═══ Data for this task
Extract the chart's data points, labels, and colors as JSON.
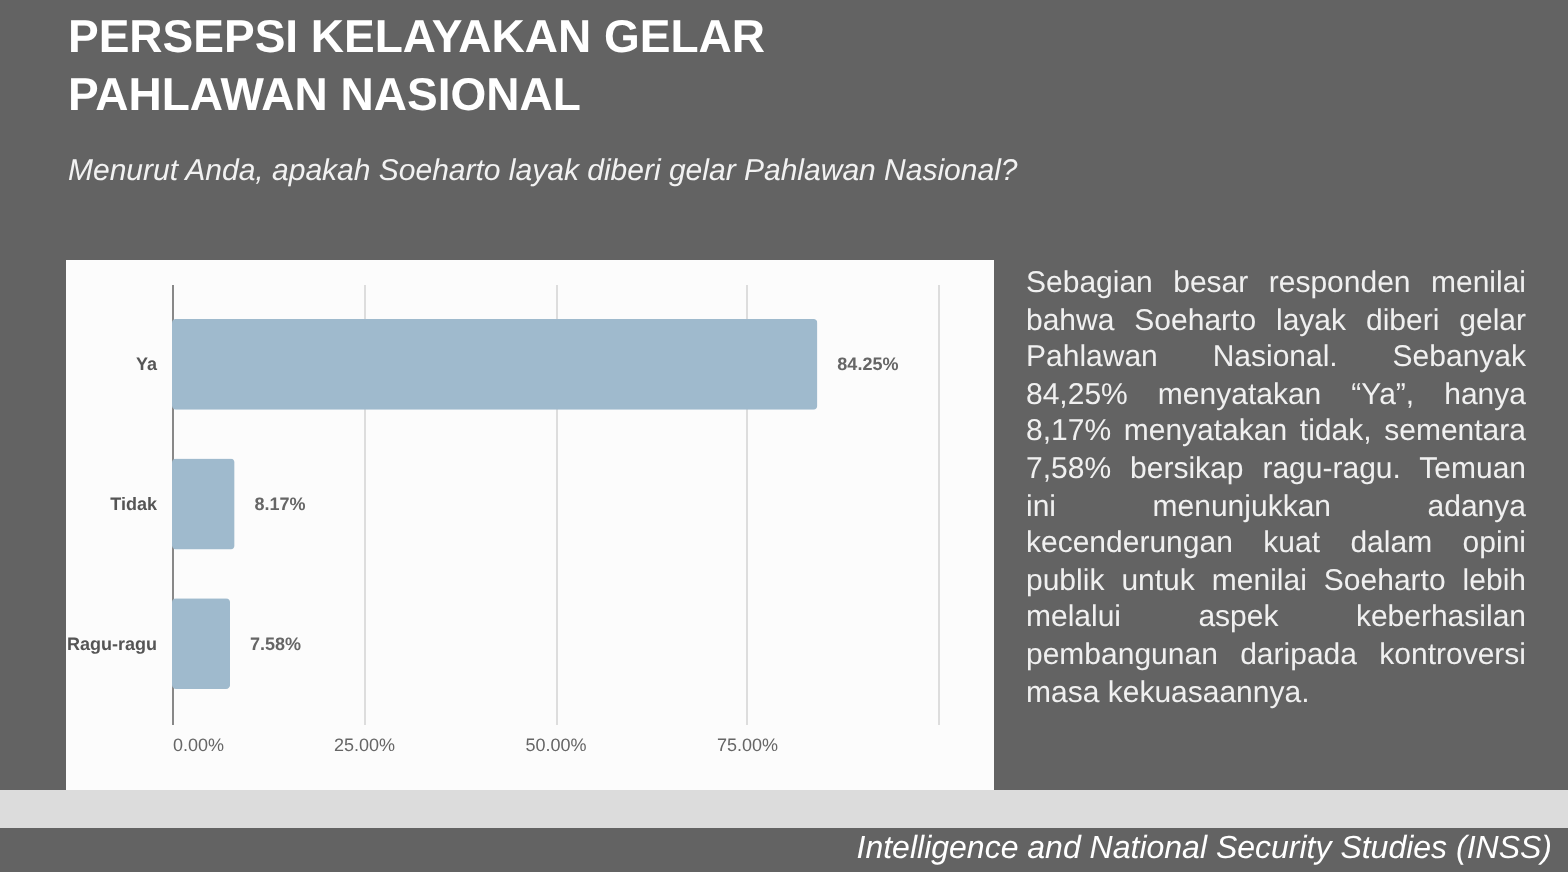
{
  "chart_data": {
    "type": "bar",
    "orientation": "horizontal",
    "title": "PERSEPSI KELAYAKAN GELAR PAHLAWAN NASIONAL",
    "subtitle": "Menurut Anda, apakah Soeharto layak diberi gelar Pahlawan Nasional?",
    "categories": [
      "Ya",
      "Tidak",
      "Ragu-ragu"
    ],
    "values": [
      84.25,
      8.17,
      7.58
    ],
    "value_labels": [
      "84.25%",
      "8.17%",
      "7.58%"
    ],
    "color": "#9fbacd",
    "xlim": [
      0,
      100
    ],
    "xticks": [
      {
        "value": 0,
        "label": "0.00%"
      },
      {
        "value": 25,
        "label": "25.00%"
      },
      {
        "value": 50,
        "label": "50.00%"
      },
      {
        "value": 75,
        "label": "75.00%"
      },
      {
        "value": 100,
        "label": null
      }
    ],
    "grid": "x",
    "annotations": [
      "Sebagian besar responden menilai bahwa Soeharto layak diberi gelar Pahlawan Nasional. Sebanyak 84,25% menyatakan “Ya”, hanya 8,17% menyatakan tidak, sementara 7,58% bersikap ragu-ragu. Temuan ini menunjukkan adanya kecenderungan kuat dalam opini publik untuk menilai Soeharto lebih melalui aspek keberhasilan pembangunan daripada kontroversi masa kekuasaannya.",
      "Intelligence and National Security Studies (INSS)"
    ]
  }
}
══════
Task directions: Each line of the data should be quoted exactly, with pictures left out.

Final result:
Extract the chart's data points, labels, and colors as JSON.
{
  "chart_data": {
    "type": "bar",
    "orientation": "horizontal",
    "title": "PERSEPSI KELAYAKAN GELAR PAHLAWAN NASIONAL",
    "subtitle": "Menurut Anda, apakah Soeharto layak diberi gelar Pahlawan Nasional?",
    "categories": [
      "Ya",
      "Tidak",
      "Ragu-ragu"
    ],
    "values": [
      84.25,
      8.17,
      7.58
    ],
    "value_labels": [
      "84.25%",
      "8.17%",
      "7.58%"
    ],
    "color": "#9fbacd",
    "xlim": [
      0,
      100
    ],
    "xticks": [
      {
        "value": 0,
        "label": "0.00%"
      },
      {
        "value": 25,
        "label": "25.00%"
      },
      {
        "value": 50,
        "label": "50.00%"
      },
      {
        "value": 75,
        "label": "75.00%"
      },
      {
        "value": 100,
        "label": null
      }
    ],
    "grid": "x",
    "annotations": [
      "Sebagian besar responden menilai bahwa Soeharto layak diberi gelar Pahlawan Nasional. Sebanyak 84,25% menyatakan “Ya”, hanya 8,17% menyatakan tidak, sementara 7,58% bersikap ragu-ragu. Temuan ini menunjukkan adanya kecenderungan kuat dalam opini publik untuk menilai Soeharto lebih melalui aspek keberhasilan pembangunan daripada kontroversi masa kekuasaannya.",
      "Intelligence and National Security Studies (INSS)"
    ]
  }
}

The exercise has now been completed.